▸ Records shown:

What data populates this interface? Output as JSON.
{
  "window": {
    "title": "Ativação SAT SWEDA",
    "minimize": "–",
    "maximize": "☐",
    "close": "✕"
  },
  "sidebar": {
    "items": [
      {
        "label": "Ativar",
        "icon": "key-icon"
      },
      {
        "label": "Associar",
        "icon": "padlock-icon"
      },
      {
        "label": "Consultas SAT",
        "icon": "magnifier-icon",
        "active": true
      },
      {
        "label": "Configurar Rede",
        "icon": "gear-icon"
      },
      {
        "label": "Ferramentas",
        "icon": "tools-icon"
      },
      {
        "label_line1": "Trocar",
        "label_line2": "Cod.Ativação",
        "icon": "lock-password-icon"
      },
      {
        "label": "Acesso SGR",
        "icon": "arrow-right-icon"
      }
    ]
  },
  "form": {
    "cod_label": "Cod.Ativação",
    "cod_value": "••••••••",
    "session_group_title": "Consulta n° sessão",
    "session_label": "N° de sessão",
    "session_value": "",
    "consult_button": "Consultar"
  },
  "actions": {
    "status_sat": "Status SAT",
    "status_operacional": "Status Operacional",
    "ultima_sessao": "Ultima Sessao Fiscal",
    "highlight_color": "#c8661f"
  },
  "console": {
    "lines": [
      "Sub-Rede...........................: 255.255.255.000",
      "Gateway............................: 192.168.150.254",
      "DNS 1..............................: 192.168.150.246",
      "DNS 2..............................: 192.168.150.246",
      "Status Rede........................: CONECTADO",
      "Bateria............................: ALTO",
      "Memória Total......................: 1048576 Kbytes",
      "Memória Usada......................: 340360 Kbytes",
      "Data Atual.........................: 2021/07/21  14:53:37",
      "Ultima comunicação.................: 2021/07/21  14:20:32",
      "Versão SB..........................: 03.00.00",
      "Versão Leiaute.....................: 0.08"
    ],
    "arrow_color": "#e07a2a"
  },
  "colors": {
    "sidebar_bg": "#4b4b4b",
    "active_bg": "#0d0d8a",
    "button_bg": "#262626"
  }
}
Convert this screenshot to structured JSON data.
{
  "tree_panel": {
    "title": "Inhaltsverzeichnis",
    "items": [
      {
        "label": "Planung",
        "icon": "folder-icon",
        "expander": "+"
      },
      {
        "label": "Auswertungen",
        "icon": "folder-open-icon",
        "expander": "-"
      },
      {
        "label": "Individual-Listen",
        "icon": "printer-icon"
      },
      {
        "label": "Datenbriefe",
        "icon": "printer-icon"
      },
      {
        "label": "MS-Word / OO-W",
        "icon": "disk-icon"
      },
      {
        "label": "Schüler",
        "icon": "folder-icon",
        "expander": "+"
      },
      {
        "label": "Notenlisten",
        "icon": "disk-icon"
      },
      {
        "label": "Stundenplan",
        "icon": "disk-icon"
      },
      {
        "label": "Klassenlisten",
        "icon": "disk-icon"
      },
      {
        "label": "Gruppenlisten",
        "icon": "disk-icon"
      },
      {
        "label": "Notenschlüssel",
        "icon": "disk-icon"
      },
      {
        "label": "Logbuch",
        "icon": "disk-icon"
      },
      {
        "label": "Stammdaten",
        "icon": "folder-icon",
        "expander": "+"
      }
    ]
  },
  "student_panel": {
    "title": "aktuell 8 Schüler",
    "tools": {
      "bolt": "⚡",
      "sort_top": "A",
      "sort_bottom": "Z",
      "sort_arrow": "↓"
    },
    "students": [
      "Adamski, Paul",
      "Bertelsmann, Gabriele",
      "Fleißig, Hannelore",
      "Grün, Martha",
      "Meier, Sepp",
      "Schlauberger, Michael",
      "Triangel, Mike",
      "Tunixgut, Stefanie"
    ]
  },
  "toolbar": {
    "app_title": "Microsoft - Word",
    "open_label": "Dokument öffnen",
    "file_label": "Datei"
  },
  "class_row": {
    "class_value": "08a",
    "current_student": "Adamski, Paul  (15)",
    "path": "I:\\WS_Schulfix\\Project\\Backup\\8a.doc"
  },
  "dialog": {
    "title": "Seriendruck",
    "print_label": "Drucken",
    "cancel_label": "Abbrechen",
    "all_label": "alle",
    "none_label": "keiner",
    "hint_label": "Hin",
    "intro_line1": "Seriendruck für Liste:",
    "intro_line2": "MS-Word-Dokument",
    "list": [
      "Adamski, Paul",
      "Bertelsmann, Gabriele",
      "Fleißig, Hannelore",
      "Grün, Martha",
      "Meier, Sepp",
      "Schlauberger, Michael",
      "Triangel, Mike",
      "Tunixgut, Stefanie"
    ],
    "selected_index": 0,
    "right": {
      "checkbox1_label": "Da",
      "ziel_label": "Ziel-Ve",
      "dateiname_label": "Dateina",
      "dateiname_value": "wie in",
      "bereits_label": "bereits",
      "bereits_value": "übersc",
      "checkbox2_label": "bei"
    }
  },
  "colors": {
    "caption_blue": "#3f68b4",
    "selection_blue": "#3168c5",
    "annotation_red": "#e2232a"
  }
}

▸ What is needed:
Transcribe all of the lines in the records precisely.

▸ Answer to the exercise:
What data populates this interface? Output as JSON.
{
  "window": {
    "title": "Ativação SAT SWEDA",
    "minimize": "–",
    "maximize": "☐",
    "close": "✕"
  },
  "sidebar": {
    "items": [
      {
        "label": "Ativar",
        "icon": "key-icon"
      },
      {
        "label": "Associar",
        "icon": "padlock-icon"
      },
      {
        "label": "Consultas SAT",
        "icon": "magnifier-icon",
        "active": true
      },
      {
        "label": "Configurar Rede",
        "icon": "gear-icon"
      },
      {
        "label": "Ferramentas",
        "icon": "tools-icon"
      },
      {
        "label_line1": "Trocar",
        "label_line2": "Cod.Ativação",
        "icon": "lock-password-icon"
      },
      {
        "label": "Acesso SGR",
        "icon": "arrow-right-icon"
      }
    ]
  },
  "form": {
    "cod_label": "Cod.Ativação",
    "cod_value": "••••••••",
    "session_group_title": "Consulta n° sessão",
    "session_label": "N° de sessão",
    "session_value": "",
    "consult_button": "Consultar"
  },
  "actions": {
    "status_sat": "Status SAT",
    "status_operacional": "Status Operacional",
    "ultima_sessao": "Ultima Sessao Fiscal",
    "highlight_color": "#c8661f"
  },
  "console": {
    "lines": [
      "Sub-Rede...........................: 255.255.255.000",
      "Gateway............................: 192.168.150.254",
      "DNS 1..............................: 192.168.150.246",
      "DNS 2..............................: 192.168.150.246",
      "Status Rede........................: CONECTADO",
      "Bateria............................: ALTO",
      "Memória Total......................: 1048576 Kbytes",
      "Memória Usada......................: 340360 Kbytes",
      "Data Atual.........................: 2021/07/21  14:53:37",
      "Ultima comunicação.................: 2021/07/21  14:20:32",
      "Versão SB..........................: 03.00.00",
      "Versão Leiaute.....................: 0.08"
    ],
    "arrow_color": "#e07a2a"
  },
  "colors": {
    "sidebar_bg": "#4b4b4b",
    "active_bg": "#0d0d8a",
    "button_bg": "#262626"
  }
}
Convert this screenshot to structured JSON data.
{
  "tree_panel": {
    "title": "Inhaltsverzeichnis",
    "items": [
      {
        "label": "Planung",
        "icon": "folder-icon",
        "expander": "+"
      },
      {
        "label": "Auswertungen",
        "icon": "folder-open-icon",
        "expander": "-"
      },
      {
        "label": "Individual-Listen",
        "icon": "printer-icon"
      },
      {
        "label": "Datenbriefe",
        "icon": "printer-icon"
      },
      {
        "label": "MS-Word / OO-W",
        "icon": "disk-icon"
      },
      {
        "label": "Schüler",
        "icon": "folder-icon",
        "expander": "+"
      },
      {
        "label": "Notenlisten",
        "icon": "disk-icon"
      },
      {
        "label": "Stundenplan",
        "icon": "disk-icon"
      },
      {
        "label": "Klassenlisten",
        "icon": "disk-icon"
      },
      {
        "label": "Gruppenlisten",
        "icon": "disk-icon"
      },
      {
        "label": "Notenschlüssel",
        "icon": "disk-icon"
      },
      {
        "label": "Logbuch",
        "icon": "disk-icon"
      },
      {
        "label": "Stammdaten",
        "icon": "folder-icon",
        "expander": "+"
      }
    ]
  },
  "student_panel": {
    "title": "aktuell 8 Schüler",
    "tools": {
      "bolt": "⚡",
      "sort_top": "A",
      "sort_bottom": "Z",
      "sort_arrow": "↓"
    },
    "students": [
      "Adamski, Paul",
      "Bertelsmann, Gabriele",
      "Fleißig, Hannelore",
      "Grün, Martha",
      "Meier, Sepp",
      "Schlauberger, Michael",
      "Triangel, Mike",
      "Tunixgut, Stefanie"
    ]
  },
  "toolbar": {
    "app_title": "Microsoft - Word",
    "open_label": "Dokument öffnen",
    "file_label": "Datei"
  },
  "class_row": {
    "class_value": "08a",
    "current_student": "Adamski, Paul  (15)",
    "path": "I:\\WS_Schulfix\\Project\\Backup\\8a.doc"
  },
  "dialog": {
    "title": "Seriendruck",
    "print_label": "Drucken",
    "cancel_label": "Abbrechen",
    "all_label": "alle",
    "none_label": "keiner",
    "hint_label": "Hin",
    "intro_line1": "Seriendruck für Liste:",
    "intro_line2": "MS-Word-Dokument",
    "list": [
      "Adamski, Paul",
      "Bertelsmann, Gabriele",
      "Fleißig, Hannelore",
      "Grün, Martha",
      "Meier, Sepp",
      "Schlauberger, Michael",
      "Triangel, Mike",
      "Tunixgut, Stefanie"
    ],
    "selected_index": 0,
    "right": {
      "checkbox1_label": "Da",
      "ziel_label": "Ziel-Ve",
      "dateiname_label": "Dateina",
      "dateiname_value": "wie in",
      "bereits_label": "bereits",
      "bereits_value": "übersc",
      "checkbox2_label": "bei"
    }
  },
  "colors": {
    "caption_blue": "#3f68b4",
    "selection_blue": "#3168c5",
    "annotation_red": "#e2232a"
  }
}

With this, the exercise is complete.